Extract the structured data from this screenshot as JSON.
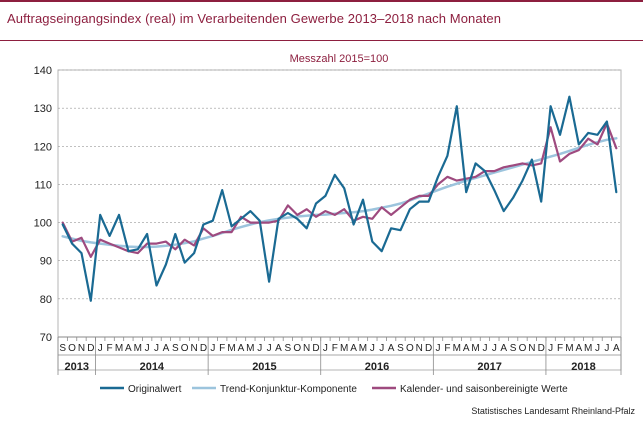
{
  "header": {
    "title": "Auftragseingangsindex (real) im Verarbeitenden Gewerbe 2013–2018 nach Monaten",
    "source": "Statistisches Landesamt Rheinland-Pfalz"
  },
  "colors": {
    "brand": "#8d1f3f",
    "original": "#1a6a93",
    "trend": "#9cc4dd",
    "seasonal": "#9e4a7f",
    "grid": "#9a9a9a"
  },
  "chart_data": {
    "type": "line",
    "subtitle": "Messzahl 2015=100",
    "ylim": [
      70,
      140
    ],
    "yticks": [
      70,
      80,
      90,
      100,
      110,
      120,
      130,
      140
    ],
    "grid": true,
    "legend_position": "bottom",
    "x": [
      "2013-09",
      "2013-10",
      "2013-11",
      "2013-12",
      "2014-01",
      "2014-02",
      "2014-03",
      "2014-04",
      "2014-05",
      "2014-06",
      "2014-07",
      "2014-08",
      "2014-09",
      "2014-10",
      "2014-11",
      "2014-12",
      "2015-01",
      "2015-02",
      "2015-03",
      "2015-04",
      "2015-05",
      "2015-06",
      "2015-07",
      "2015-08",
      "2015-09",
      "2015-10",
      "2015-11",
      "2015-12",
      "2016-01",
      "2016-02",
      "2016-03",
      "2016-04",
      "2016-05",
      "2016-06",
      "2016-07",
      "2016-08",
      "2016-09",
      "2016-10",
      "2016-11",
      "2016-12",
      "2017-01",
      "2017-02",
      "2017-03",
      "2017-04",
      "2017-05",
      "2017-06",
      "2017-07",
      "2017-08",
      "2017-09",
      "2017-10",
      "2017-11",
      "2017-12",
      "2018-01",
      "2018-02",
      "2018-03",
      "2018-04",
      "2018-05",
      "2018-06",
      "2018-07",
      "2018-08"
    ],
    "month_labels": [
      "S",
      "O",
      "N",
      "D",
      "J",
      "F",
      "M",
      "A",
      "M",
      "J",
      "J",
      "A",
      "S",
      "O",
      "N",
      "D",
      "J",
      "F",
      "M",
      "A",
      "M",
      "J",
      "J",
      "A",
      "S",
      "O",
      "N",
      "D",
      "J",
      "F",
      "M",
      "A",
      "M",
      "J",
      "J",
      "A",
      "S",
      "O",
      "N",
      "D",
      "J",
      "F",
      "M",
      "A",
      "M",
      "J",
      "J",
      "A",
      "S",
      "O",
      "N",
      "D",
      "J",
      "F",
      "M",
      "A",
      "M",
      "J",
      "J",
      "A"
    ],
    "years": [
      {
        "label": "2013",
        "from": 0,
        "to": 3
      },
      {
        "label": "2014",
        "from": 4,
        "to": 15
      },
      {
        "label": "2015",
        "from": 16,
        "to": 27
      },
      {
        "label": "2016",
        "from": 28,
        "to": 39
      },
      {
        "label": "2017",
        "from": 40,
        "to": 51
      },
      {
        "label": "2018",
        "from": 52,
        "to": 59
      }
    ],
    "series": [
      {
        "name": "Originalwert",
        "color_key": "original",
        "values": [
          99.5,
          94.5,
          92,
          79.5,
          102,
          96.5,
          102,
          92.5,
          93,
          97,
          83.5,
          89,
          97,
          89.5,
          92,
          99.5,
          100.5,
          108.5,
          99,
          101,
          103,
          100.5,
          84.5,
          101,
          102.5,
          101,
          98.5,
          105,
          107,
          112.5,
          109,
          99.5,
          106,
          95,
          92.5,
          98.5,
          98,
          103.5,
          105.5,
          105.5,
          112,
          117.5,
          130.5,
          108,
          115.5,
          113.5,
          108.5,
          103,
          106.5,
          111,
          116.5,
          105.5,
          130.5,
          123,
          133,
          120.5,
          123.5,
          123,
          126.5,
          108
        ]
      },
      {
        "name": "Trend-Konjunktur-Komponente",
        "color_key": "trend",
        "values": [
          96.4,
          95.8,
          95.2,
          94.8,
          94.5,
          94.2,
          93.9,
          93.7,
          93.6,
          93.6,
          93.7,
          93.9,
          94.2,
          94.6,
          95.1,
          95.8,
          96.5,
          97.3,
          98.1,
          98.8,
          99.5,
          100.1,
          100.6,
          101,
          101.3,
          101.6,
          101.8,
          102,
          102.1,
          102.3,
          102.5,
          102.7,
          103,
          103.4,
          103.9,
          104.4,
          105,
          105.8,
          106.7,
          107.6,
          108.5,
          109.4,
          110.2,
          111,
          111.7,
          112.4,
          113.1,
          113.8,
          114.5,
          115.2,
          115.9,
          116.6,
          117.3,
          118,
          118.8,
          119.6,
          120.4,
          121.1,
          121.7,
          122.1
        ]
      },
      {
        "name": "Kalender- und saisonbereinigte Werte",
        "color_key": "seasonal",
        "values": [
          100,
          95,
          96,
          91,
          95.5,
          94.5,
          93.5,
          92.5,
          92,
          94.5,
          94.5,
          95,
          93,
          95.5,
          94,
          98.5,
          96.5,
          97.5,
          97.5,
          101.5,
          100,
          100,
          100,
          100.5,
          104.5,
          102,
          103.5,
          101.5,
          103,
          102,
          103.5,
          100.5,
          101.5,
          101,
          104,
          102,
          104,
          106,
          107,
          107,
          110,
          112,
          111,
          111.5,
          112,
          113.5,
          113.5,
          114.5,
          115,
          115.5,
          115,
          115.5,
          125,
          116,
          118,
          119,
          122,
          120.5,
          126,
          119.5
        ]
      }
    ]
  }
}
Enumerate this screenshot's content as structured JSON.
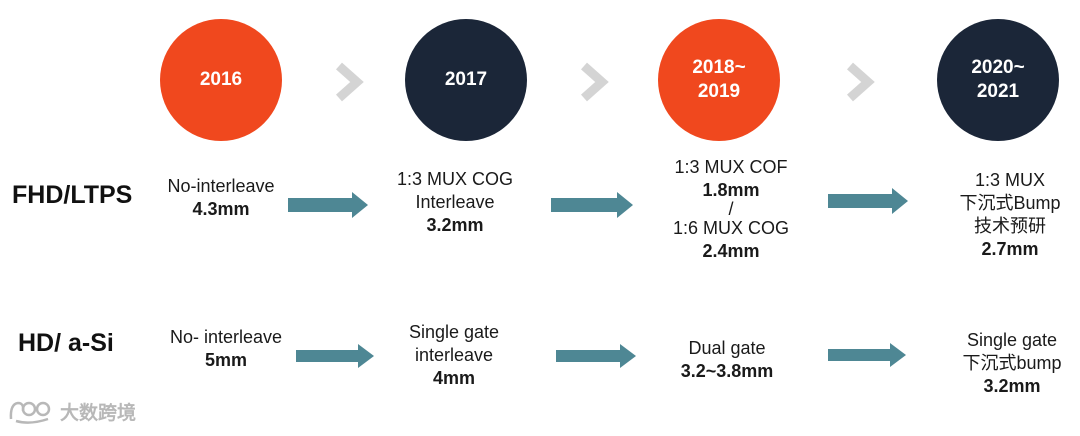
{
  "colors": {
    "orange": "#F0481E",
    "navy": "#1B2638",
    "arrow": "#4E8794",
    "chevron": "#D4D4D4"
  },
  "years": [
    {
      "lines": [
        "2016"
      ],
      "color": "orange"
    },
    {
      "lines": [
        "2017"
      ],
      "color": "navy"
    },
    {
      "lines": [
        "2018~",
        "2019"
      ],
      "color": "orange"
    },
    {
      "lines": [
        "2020~",
        "2021"
      ],
      "color": "navy"
    }
  ],
  "rows": [
    {
      "label": "FHD/LTPS",
      "cells": [
        {
          "lines": [
            {
              "t": "No-interleave",
              "b": false
            },
            {
              "t": "4.3mm",
              "b": true
            }
          ]
        },
        {
          "lines": [
            {
              "t": "1:3 MUX COG",
              "b": false
            },
            {
              "t": "Interleave",
              "b": false
            },
            {
              "t": "3.2mm",
              "b": true
            }
          ]
        },
        {
          "lines": [
            {
              "t": "1:3 MUX COF",
              "b": false
            },
            {
              "t": "1.8mm",
              "b": true
            },
            {
              "t": "/",
              "b": false
            },
            {
              "t": "1:6 MUX COG",
              "b": false
            },
            {
              "t": "2.4mm",
              "b": true
            }
          ]
        },
        {
          "lines": [
            {
              "t": "1:3 MUX",
              "b": false
            },
            {
              "t": "下沉式Bump",
              "b": false
            },
            {
              "t": "技术预研",
              "b": false
            },
            {
              "t": "2.7mm",
              "b": true
            }
          ]
        }
      ]
    },
    {
      "label": "HD/ a-Si",
      "cells": [
        {
          "lines": [
            {
              "t": "No- interleave",
              "b": false
            },
            {
              "t": "5mm",
              "b": true
            }
          ]
        },
        {
          "lines": [
            {
              "t": "Single gate",
              "b": false
            },
            {
              "t": "interleave",
              "b": false
            },
            {
              "t": "4mm",
              "b": true
            }
          ]
        },
        {
          "lines": [
            {
              "t": "Dual gate",
              "b": false
            },
            {
              "t": "3.2~3.8mm",
              "b": true
            }
          ]
        },
        {
          "lines": [
            {
              "t": "Single gate",
              "b": false
            },
            {
              "t": "下沉式bump",
              "b": false
            },
            {
              "t": "3.2mm",
              "b": true
            }
          ]
        }
      ]
    }
  ],
  "watermark": {
    "text": "大数跨境",
    "icon": "brand-logo-icon"
  }
}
┄┄┄┄┄┄┄┄┄┄
Set task
Reproduce each record from above exactly; pictures do not belong in the copy.

Expected answer
Extract the structured data from this screenshot as JSON.
{
  "header": {
    "title": "Auftragseingangsindex (real) im Verarbeitenden Gewerbe 2013–2018 nach Monaten",
    "source": "Statistisches Landesamt Rheinland-Pfalz"
  },
  "colors": {
    "brand": "#8d1f3f",
    "original": "#1a6a93",
    "trend": "#9cc4dd",
    "seasonal": "#9e4a7f",
    "grid": "#9a9a9a"
  },
  "chart_data": {
    "type": "line",
    "subtitle": "Messzahl 2015=100",
    "ylim": [
      70,
      140
    ],
    "yticks": [
      70,
      80,
      90,
      100,
      110,
      120,
      130,
      140
    ],
    "grid": true,
    "legend_position": "bottom",
    "x": [
      "2013-09",
      "2013-10",
      "2013-11",
      "2013-12",
      "2014-01",
      "2014-02",
      "2014-03",
      "2014-04",
      "2014-05",
      "2014-06",
      "2014-07",
      "2014-08",
      "2014-09",
      "2014-10",
      "2014-11",
      "2014-12",
      "2015-01",
      "2015-02",
      "2015-03",
      "2015-04",
      "2015-05",
      "2015-06",
      "2015-07",
      "2015-08",
      "2015-09",
      "2015-10",
      "2015-11",
      "2015-12",
      "2016-01",
      "2016-02",
      "2016-03",
      "2016-04",
      "2016-05",
      "2016-06",
      "2016-07",
      "2016-08",
      "2016-09",
      "2016-10",
      "2016-11",
      "2016-12",
      "2017-01",
      "2017-02",
      "2017-03",
      "2017-04",
      "2017-05",
      "2017-06",
      "2017-07",
      "2017-08",
      "2017-09",
      "2017-10",
      "2017-11",
      "2017-12",
      "2018-01",
      "2018-02",
      "2018-03",
      "2018-04",
      "2018-05",
      "2018-06",
      "2018-07",
      "2018-08"
    ],
    "month_labels": [
      "S",
      "O",
      "N",
      "D",
      "J",
      "F",
      "M",
      "A",
      "M",
      "J",
      "J",
      "A",
      "S",
      "O",
      "N",
      "D",
      "J",
      "F",
      "M",
      "A",
      "M",
      "J",
      "J",
      "A",
      "S",
      "O",
      "N",
      "D",
      "J",
      "F",
      "M",
      "A",
      "M",
      "J",
      "J",
      "A",
      "S",
      "O",
      "N",
      "D",
      "J",
      "F",
      "M",
      "A",
      "M",
      "J",
      "J",
      "A",
      "S",
      "O",
      "N",
      "D",
      "J",
      "F",
      "M",
      "A",
      "M",
      "J",
      "J",
      "A"
    ],
    "years": [
      {
        "label": "2013",
        "from": 0,
        "to": 3
      },
      {
        "label": "2014",
        "from": 4,
        "to": 15
      },
      {
        "label": "2015",
        "from": 16,
        "to": 27
      },
      {
        "label": "2016",
        "from": 28,
        "to": 39
      },
      {
        "label": "2017",
        "from": 40,
        "to": 51
      },
      {
        "label": "2018",
        "from": 52,
        "to": 59
      }
    ],
    "series": [
      {
        "name": "Originalwert",
        "color_key": "original",
        "values": [
          99.5,
          94.5,
          92,
          79.5,
          102,
          96.5,
          102,
          92.5,
          93,
          97,
          83.5,
          89,
          97,
          89.5,
          92,
          99.5,
          100.5,
          108.5,
          99,
          101,
          103,
          100.5,
          84.5,
          101,
          102.5,
          101,
          98.5,
          105,
          107,
          112.5,
          109,
          99.5,
          106,
          95,
          92.5,
          98.5,
          98,
          103.5,
          105.5,
          105.5,
          112,
          117.5,
          130.5,
          108,
          115.5,
          113.5,
          108.5,
          103,
          106.5,
          111,
          116.5,
          105.5,
          130.5,
          123,
          133,
          120.5,
          123.5,
          123,
          126.5,
          108
        ]
      },
      {
        "name": "Trend-Konjunktur-Komponente",
        "color_key": "trend",
        "values": [
          96.4,
          95.8,
          95.2,
          94.8,
          94.5,
          94.2,
          93.9,
          93.7,
          93.6,
          93.6,
          93.7,
          93.9,
          94.2,
          94.6,
          95.1,
          95.8,
          96.5,
          97.3,
          98.1,
          98.8,
          99.5,
          100.1,
          100.6,
          101,
          101.3,
          101.6,
          101.8,
          102,
          102.1,
          102.3,
          102.5,
          102.7,
          103,
          103.4,
          103.9,
          104.4,
          105,
          105.8,
          106.7,
          107.6,
          108.5,
          109.4,
          110.2,
          111,
          111.7,
          112.4,
          113.1,
          113.8,
          114.5,
          115.2,
          115.9,
          116.6,
          117.3,
          118,
          118.8,
          119.6,
          120.4,
          121.1,
          121.7,
          122.1
        ]
      },
      {
        "name": "Kalender- und saisonbereinigte Werte",
        "color_key": "seasonal",
        "values": [
          100,
          95,
          96,
          91,
          95.5,
          94.5,
          93.5,
          92.5,
          92,
          94.5,
          94.5,
          95,
          93,
          95.5,
          94,
          98.5,
          96.5,
          97.5,
          97.5,
          101.5,
          100,
          100,
          100,
          100.5,
          104.5,
          102,
          103.5,
          101.5,
          103,
          102,
          103.5,
          100.5,
          101.5,
          101,
          104,
          102,
          104,
          106,
          107,
          107,
          110,
          112,
          111,
          111.5,
          112,
          113.5,
          113.5,
          114.5,
          115,
          115.5,
          115,
          115.5,
          125,
          116,
          118,
          119,
          122,
          120.5,
          126,
          119.5
        ]
      }
    ]
  }
}
Enumerate this screenshot's content as structured JSON.
{
  "colors": {
    "orange": "#F0481E",
    "navy": "#1B2638",
    "arrow": "#4E8794",
    "chevron": "#D4D4D4"
  },
  "years": [
    {
      "lines": [
        "2016"
      ],
      "color": "orange"
    },
    {
      "lines": [
        "2017"
      ],
      "color": "navy"
    },
    {
      "lines": [
        "2018~",
        "2019"
      ],
      "color": "orange"
    },
    {
      "lines": [
        "2020~",
        "2021"
      ],
      "color": "navy"
    }
  ],
  "rows": [
    {
      "label": "FHD/LTPS",
      "cells": [
        {
          "lines": [
            {
              "t": "No-interleave",
              "b": false
            },
            {
              "t": "4.3mm",
              "b": true
            }
          ]
        },
        {
          "lines": [
            {
              "t": "1:3 MUX COG",
              "b": false
            },
            {
              "t": "Interleave",
              "b": false
            },
            {
              "t": "3.2mm",
              "b": true
            }
          ]
        },
        {
          "lines": [
            {
              "t": "1:3 MUX COF",
              "b": false
            },
            {
              "t": "1.8mm",
              "b": true
            },
            {
              "t": "/",
              "b": false
            },
            {
              "t": "1:6 MUX COG",
              "b": false
            },
            {
              "t": "2.4mm",
              "b": true
            }
          ]
        },
        {
          "lines": [
            {
              "t": "1:3 MUX",
              "b": false
            },
            {
              "t": "下沉式Bump",
              "b": false
            },
            {
              "t": "技术预研",
              "b": false
            },
            {
              "t": "2.7mm",
              "b": true
            }
          ]
        }
      ]
    },
    {
      "label": "HD/ a-Si",
      "cells": [
        {
          "lines": [
            {
              "t": "No- interleave",
              "b": false
            },
            {
              "t": "5mm",
              "b": true
            }
          ]
        },
        {
          "lines": [
            {
              "t": "Single gate",
              "b": false
            },
            {
              "t": "interleave",
              "b": false
            },
            {
              "t": "4mm",
              "b": true
            }
          ]
        },
        {
          "lines": [
            {
              "t": "Dual gate",
              "b": false
            },
            {
              "t": "3.2~3.8mm",
              "b": true
            }
          ]
        },
        {
          "lines": [
            {
              "t": "Single gate",
              "b": false
            },
            {
              "t": "下沉式bump",
              "b": false
            },
            {
              "t": "3.2mm",
              "b": true
            }
          ]
        }
      ]
    }
  ],
  "watermark": {
    "text": "大数跨境",
    "icon": "brand-logo-icon"
  }
}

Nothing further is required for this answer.